[Raw records]
========================
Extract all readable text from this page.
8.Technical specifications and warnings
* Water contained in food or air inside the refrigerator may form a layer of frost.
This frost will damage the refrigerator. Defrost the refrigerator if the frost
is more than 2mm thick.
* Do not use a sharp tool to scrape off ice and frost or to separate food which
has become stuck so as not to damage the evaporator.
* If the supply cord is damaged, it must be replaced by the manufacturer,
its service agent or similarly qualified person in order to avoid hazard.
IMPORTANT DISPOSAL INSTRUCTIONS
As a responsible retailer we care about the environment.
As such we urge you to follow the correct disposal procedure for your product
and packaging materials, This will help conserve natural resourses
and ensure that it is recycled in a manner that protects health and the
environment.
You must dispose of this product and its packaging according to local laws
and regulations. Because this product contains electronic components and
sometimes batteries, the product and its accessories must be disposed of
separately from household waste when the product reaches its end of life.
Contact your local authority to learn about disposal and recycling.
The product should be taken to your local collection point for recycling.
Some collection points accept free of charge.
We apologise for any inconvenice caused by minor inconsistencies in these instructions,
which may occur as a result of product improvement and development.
========================
[TO DO] Send back every record, precisely as written.

[TASK ANSWER]
Extract all readable text from this page.
8.Technical specifications and warnings
* Water contained in food or air inside the refrigerator may form a layer of frost.
This frost will damage the refrigerator. Defrost the refrigerator if the frost
is more than 2mm thick.
* Do not use a sharp tool to scrape off ice and frost or to separate food which
has become stuck so as not to damage the evaporator.
* If the supply cord is damaged, it must be replaced by the manufacturer,
its service agent or similarly qualified person in order to avoid hazard.
IMPORTANT DISPOSAL INSTRUCTIONS
As a responsible retailer we care about the environment.
As such we urge you to follow the correct disposal procedure for your product
and packaging materials, This will help conserve natural resourses
and ensure that it is recycled in a manner that protects health and the
environment.
You must dispose of this product and its packaging according to local laws
and regulations. Because this product contains electronic components and
sometimes batteries, the product and its accessories must be disposed of
separately from household waste when the product reaches its end of life.
Contact your local authority to learn about disposal and recycling.
The product should be taken to your local collection point for recycling.
Some collection points accept free of charge.
We apologise for any inconvenice caused by minor inconsistencies in these instructions,
which may occur as a result of product improvement and development.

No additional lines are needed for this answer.